# Records excerpted from a collection

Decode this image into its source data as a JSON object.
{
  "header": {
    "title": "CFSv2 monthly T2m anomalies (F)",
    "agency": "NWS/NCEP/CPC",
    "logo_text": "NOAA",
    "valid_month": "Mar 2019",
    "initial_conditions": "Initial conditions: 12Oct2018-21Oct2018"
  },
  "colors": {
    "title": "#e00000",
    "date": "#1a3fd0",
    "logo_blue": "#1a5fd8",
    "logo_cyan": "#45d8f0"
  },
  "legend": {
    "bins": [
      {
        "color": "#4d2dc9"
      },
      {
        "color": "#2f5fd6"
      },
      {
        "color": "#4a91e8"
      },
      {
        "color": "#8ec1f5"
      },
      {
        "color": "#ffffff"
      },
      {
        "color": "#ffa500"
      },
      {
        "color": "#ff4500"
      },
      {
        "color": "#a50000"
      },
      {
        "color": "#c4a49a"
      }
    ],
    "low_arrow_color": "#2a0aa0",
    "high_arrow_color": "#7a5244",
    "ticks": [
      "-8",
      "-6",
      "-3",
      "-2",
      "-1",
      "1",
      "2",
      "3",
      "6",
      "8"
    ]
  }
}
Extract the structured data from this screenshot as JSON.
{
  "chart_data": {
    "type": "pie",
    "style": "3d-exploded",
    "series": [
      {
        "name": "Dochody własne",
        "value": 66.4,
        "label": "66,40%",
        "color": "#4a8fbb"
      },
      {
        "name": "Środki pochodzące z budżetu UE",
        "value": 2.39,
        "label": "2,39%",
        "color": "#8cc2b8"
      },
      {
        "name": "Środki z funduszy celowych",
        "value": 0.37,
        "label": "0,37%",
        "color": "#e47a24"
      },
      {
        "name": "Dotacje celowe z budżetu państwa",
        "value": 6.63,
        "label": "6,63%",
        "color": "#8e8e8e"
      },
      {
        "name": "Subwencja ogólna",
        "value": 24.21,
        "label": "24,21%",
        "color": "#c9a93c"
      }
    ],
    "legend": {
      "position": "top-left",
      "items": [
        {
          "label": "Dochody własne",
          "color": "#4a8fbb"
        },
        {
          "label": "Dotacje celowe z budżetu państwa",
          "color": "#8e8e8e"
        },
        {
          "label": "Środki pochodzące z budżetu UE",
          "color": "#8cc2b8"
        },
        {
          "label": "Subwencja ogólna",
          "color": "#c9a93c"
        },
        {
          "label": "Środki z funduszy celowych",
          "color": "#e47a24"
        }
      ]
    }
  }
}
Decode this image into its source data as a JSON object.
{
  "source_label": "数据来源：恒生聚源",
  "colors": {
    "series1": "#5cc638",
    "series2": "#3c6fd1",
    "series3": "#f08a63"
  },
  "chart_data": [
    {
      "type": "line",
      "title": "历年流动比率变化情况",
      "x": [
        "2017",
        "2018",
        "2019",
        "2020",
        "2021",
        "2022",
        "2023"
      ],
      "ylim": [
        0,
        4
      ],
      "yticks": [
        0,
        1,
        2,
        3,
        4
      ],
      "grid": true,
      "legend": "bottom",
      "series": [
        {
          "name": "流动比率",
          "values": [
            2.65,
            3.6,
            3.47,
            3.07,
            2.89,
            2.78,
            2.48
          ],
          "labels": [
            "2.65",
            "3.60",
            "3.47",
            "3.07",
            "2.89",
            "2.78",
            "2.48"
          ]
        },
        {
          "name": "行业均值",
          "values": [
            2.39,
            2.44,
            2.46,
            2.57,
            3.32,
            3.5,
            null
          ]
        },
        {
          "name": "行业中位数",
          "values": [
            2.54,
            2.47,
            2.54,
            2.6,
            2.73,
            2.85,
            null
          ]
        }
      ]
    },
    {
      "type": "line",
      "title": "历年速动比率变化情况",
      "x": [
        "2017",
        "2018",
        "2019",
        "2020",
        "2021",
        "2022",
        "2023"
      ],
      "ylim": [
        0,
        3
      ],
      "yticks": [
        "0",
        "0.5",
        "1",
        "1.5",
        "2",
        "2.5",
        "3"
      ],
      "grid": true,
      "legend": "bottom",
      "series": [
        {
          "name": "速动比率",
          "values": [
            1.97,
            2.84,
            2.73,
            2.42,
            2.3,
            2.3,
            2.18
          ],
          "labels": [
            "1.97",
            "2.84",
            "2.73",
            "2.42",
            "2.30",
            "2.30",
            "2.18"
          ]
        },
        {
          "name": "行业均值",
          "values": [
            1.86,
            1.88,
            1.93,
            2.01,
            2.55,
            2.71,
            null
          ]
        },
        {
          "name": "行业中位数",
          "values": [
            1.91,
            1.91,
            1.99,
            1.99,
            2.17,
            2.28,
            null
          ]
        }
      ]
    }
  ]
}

# Task
Every record above must be duplicated exactly.

# Solution for this exercise
Decode this image into its source data as a JSON object.
{
  "header": {
    "title": "CFSv2 monthly T2m anomalies (F)",
    "agency": "NWS/NCEP/CPC",
    "logo_text": "NOAA",
    "valid_month": "Mar 2019",
    "initial_conditions": "Initial conditions: 12Oct2018-21Oct2018"
  },
  "colors": {
    "title": "#e00000",
    "date": "#1a3fd0",
    "logo_blue": "#1a5fd8",
    "logo_cyan": "#45d8f0"
  },
  "legend": {
    "bins": [
      {
        "color": "#4d2dc9"
      },
      {
        "color": "#2f5fd6"
      },
      {
        "color": "#4a91e8"
      },
      {
        "color": "#8ec1f5"
      },
      {
        "color": "#ffffff"
      },
      {
        "color": "#ffa500"
      },
      {
        "color": "#ff4500"
      },
      {
        "color": "#a50000"
      },
      {
        "color": "#c4a49a"
      }
    ],
    "low_arrow_color": "#2a0aa0",
    "high_arrow_color": "#7a5244",
    "ticks": [
      "-8",
      "-6",
      "-3",
      "-2",
      "-1",
      "1",
      "2",
      "3",
      "6",
      "8"
    ]
  }
}
Extract the structured data from this screenshot as JSON.
{
  "chart_data": {
    "type": "pie",
    "style": "3d-exploded",
    "series": [
      {
        "name": "Dochody własne",
        "value": 66.4,
        "label": "66,40%",
        "color": "#4a8fbb"
      },
      {
        "name": "Środki pochodzące z budżetu UE",
        "value": 2.39,
        "label": "2,39%",
        "color": "#8cc2b8"
      },
      {
        "name": "Środki z funduszy celowych",
        "value": 0.37,
        "label": "0,37%",
        "color": "#e47a24"
      },
      {
        "name": "Dotacje celowe z budżetu państwa",
        "value": 6.63,
        "label": "6,63%",
        "color": "#8e8e8e"
      },
      {
        "name": "Subwencja ogólna",
        "value": 24.21,
        "label": "24,21%",
        "color": "#c9a93c"
      }
    ],
    "legend": {
      "position": "top-left",
      "items": [
        {
          "label": "Dochody własne",
          "color": "#4a8fbb"
        },
        {
          "label": "Dotacje celowe z budżetu państwa",
          "color": "#8e8e8e"
        },
        {
          "label": "Środki pochodzące z budżetu UE",
          "color": "#8cc2b8"
        },
        {
          "label": "Subwencja ogólna",
          "color": "#c9a93c"
        },
        {
          "label": "Środki z funduszy celowych",
          "color": "#e47a24"
        }
      ]
    }
  }
}
Decode this image into its source data as a JSON object.
{
  "source_label": "数据来源：恒生聚源",
  "colors": {
    "series1": "#5cc638",
    "series2": "#3c6fd1",
    "series3": "#f08a63"
  },
  "chart_data": [
    {
      "type": "line",
      "title": "历年流动比率变化情况",
      "x": [
        "2017",
        "2018",
        "2019",
        "2020",
        "2021",
        "2022",
        "2023"
      ],
      "ylim": [
        0,
        4
      ],
      "yticks": [
        0,
        1,
        2,
        3,
        4
      ],
      "grid": true,
      "legend": "bottom",
      "series": [
        {
          "name": "流动比率",
          "values": [
            2.65,
            3.6,
            3.47,
            3.07,
            2.89,
            2.78,
            2.48
          ],
          "labels": [
            "2.65",
            "3.60",
            "3.47",
            "3.07",
            "2.89",
            "2.78",
            "2.48"
          ]
        },
        {
          "name": "行业均值",
          "values": [
            2.39,
            2.44,
            2.46,
            2.57,
            3.32,
            3.5,
            null
          ]
        },
        {
          "name": "行业中位数",
          "values": [
            2.54,
            2.47,
            2.54,
            2.6,
            2.73,
            2.85,
            null
          ]
        }
      ]
    },
    {
      "type": "line",
      "title": "历年速动比率变化情况",
      "x": [
        "2017",
        "2018",
        "2019",
        "2020",
        "2021",
        "2022",
        "2023"
      ],
      "ylim": [
        0,
        3
      ],
      "yticks": [
        "0",
        "0.5",
        "1",
        "1.5",
        "2",
        "2.5",
        "3"
      ],
      "grid": true,
      "legend": "bottom",
      "series": [
        {
          "name": "速动比率",
          "values": [
            1.97,
            2.84,
            2.73,
            2.42,
            2.3,
            2.3,
            2.18
          ],
          "labels": [
            "1.97",
            "2.84",
            "2.73",
            "2.42",
            "2.30",
            "2.30",
            "2.18"
          ]
        },
        {
          "name": "行业均值",
          "values": [
            1.86,
            1.88,
            1.93,
            2.01,
            2.55,
            2.71,
            null
          ]
        },
        {
          "name": "行业中位数",
          "values": [
            1.91,
            1.91,
            1.99,
            1.99,
            2.17,
            2.28,
            null
          ]
        }
      ]
    }
  ]
}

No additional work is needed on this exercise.